Required work ->
Return the records word for word. Any pictures in them are not part of the copy.

Data for this task ->
:::::
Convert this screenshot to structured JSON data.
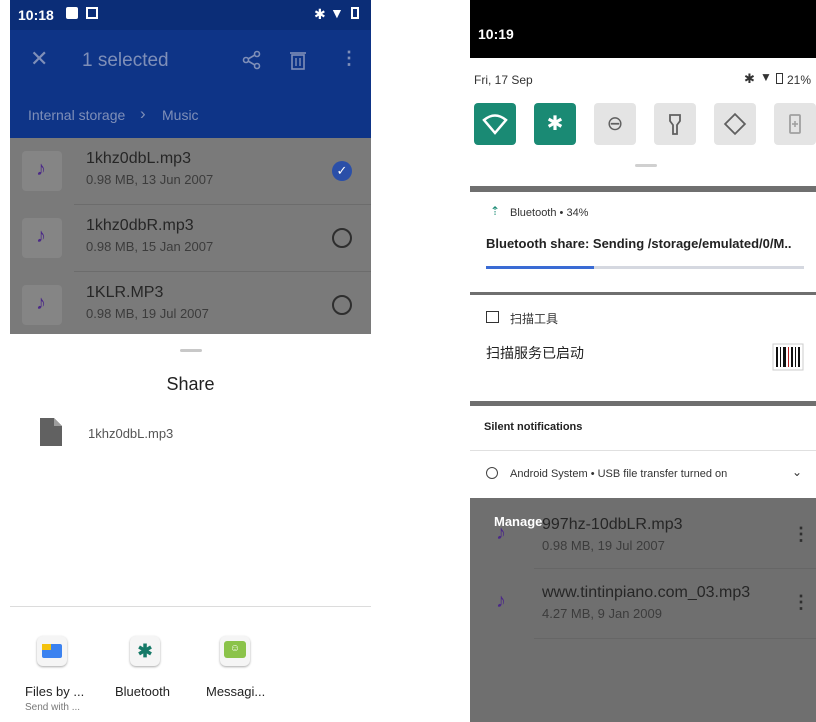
{
  "left_phone": {
    "status": {
      "time": "10:18"
    },
    "appbar": {
      "title": "1 selected",
      "breadcrumb_root": "Internal storage",
      "breadcrumb_sep": "›",
      "breadcrumb_current": "Music"
    },
    "files": [
      {
        "name": "1khz0dbL.mp3",
        "meta": "0.98 MB, 13 Jun 2007",
        "selected": true
      },
      {
        "name": "1khz0dbR.mp3",
        "meta": "0.98 MB, 15 Jan 2007",
        "selected": false
      },
      {
        "name": "1KLR.MP3",
        "meta": "0.98 MB, 19 Jul 2007",
        "selected": false
      }
    ],
    "share_sheet": {
      "title": "Share",
      "file_name": "1khz0dbL.mp3",
      "targets": [
        {
          "label": "Files by ...",
          "sublabel": "Send with ...",
          "icon": "files-app-icon"
        },
        {
          "label": "Bluetooth",
          "sublabel": "",
          "icon": "bluetooth-icon"
        },
        {
          "label": "Messagi...",
          "sublabel": "",
          "icon": "messaging-icon"
        }
      ]
    }
  },
  "right_phone": {
    "status": {
      "time": "10:19"
    },
    "quick_settings": {
      "date": "Fri, 17 Sep",
      "battery": "21%",
      "tiles": [
        {
          "name": "wifi",
          "active": true
        },
        {
          "name": "bluetooth",
          "active": true
        },
        {
          "name": "do-not-disturb",
          "active": false
        },
        {
          "name": "flashlight",
          "active": false
        },
        {
          "name": "auto-rotate",
          "active": false
        },
        {
          "name": "battery-saver",
          "active": false
        }
      ]
    },
    "notifications": {
      "bluetooth": {
        "header": "Bluetooth • 34%",
        "text": "Bluetooth share: Sending /storage/emulated/0/M..",
        "progress": 0.34
      },
      "scanner": {
        "app": "扫描工具",
        "text": "扫描服务已启动"
      },
      "silent_header": "Silent notifications",
      "android_system": "Android System • USB file transfer turned on",
      "manage": "Manage"
    },
    "files": [
      {
        "name": "997hz-10dbLR.mp3",
        "meta": "0.98 MB, 19 Jul 2007"
      },
      {
        "name": "www.tintinpiano.com_03.mp3",
        "meta": "4.27 MB, 9 Jan 2009"
      }
    ]
  },
  "colors": {
    "appbar_blue": "#0e3487",
    "teal_tile": "#1a8a74",
    "music_purple": "#4c2a88",
    "progress_blue": "#3a6bd4"
  }
}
:::::
Response below ->
Convert this screenshot to structured JSON data.
{
  "left_phone": {
    "status": {
      "time": "10:18"
    },
    "appbar": {
      "title": "1 selected",
      "breadcrumb_root": "Internal storage",
      "breadcrumb_sep": "›",
      "breadcrumb_current": "Music"
    },
    "files": [
      {
        "name": "1khz0dbL.mp3",
        "meta": "0.98 MB, 13 Jun 2007",
        "selected": true
      },
      {
        "name": "1khz0dbR.mp3",
        "meta": "0.98 MB, 15 Jan 2007",
        "selected": false
      },
      {
        "name": "1KLR.MP3",
        "meta": "0.98 MB, 19 Jul 2007",
        "selected": false
      }
    ],
    "share_sheet": {
      "title": "Share",
      "file_name": "1khz0dbL.mp3",
      "targets": [
        {
          "label": "Files by ...",
          "sublabel": "Send with ...",
          "icon": "files-app-icon"
        },
        {
          "label": "Bluetooth",
          "sublabel": "",
          "icon": "bluetooth-icon"
        },
        {
          "label": "Messagi...",
          "sublabel": "",
          "icon": "messaging-icon"
        }
      ]
    }
  },
  "right_phone": {
    "status": {
      "time": "10:19"
    },
    "quick_settings": {
      "date": "Fri, 17 Sep",
      "battery": "21%",
      "tiles": [
        {
          "name": "wifi",
          "active": true
        },
        {
          "name": "bluetooth",
          "active": true
        },
        {
          "name": "do-not-disturb",
          "active": false
        },
        {
          "name": "flashlight",
          "active": false
        },
        {
          "name": "auto-rotate",
          "active": false
        },
        {
          "name": "battery-saver",
          "active": false
        }
      ]
    },
    "notifications": {
      "bluetooth": {
        "header": "Bluetooth • 34%",
        "text": "Bluetooth share: Sending /storage/emulated/0/M..",
        "progress": 0.34
      },
      "scanner": {
        "app": "扫描工具",
        "text": "扫描服务已启动"
      },
      "silent_header": "Silent notifications",
      "android_system": "Android System • USB file transfer turned on",
      "manage": "Manage"
    },
    "files": [
      {
        "name": "997hz-10dbLR.mp3",
        "meta": "0.98 MB, 19 Jul 2007"
      },
      {
        "name": "www.tintinpiano.com_03.mp3",
        "meta": "4.27 MB, 9 Jan 2009"
      }
    ]
  },
  "colors": {
    "appbar_blue": "#0e3487",
    "teal_tile": "#1a8a74",
    "music_purple": "#4c2a88",
    "progress_blue": "#3a6bd4"
  }
}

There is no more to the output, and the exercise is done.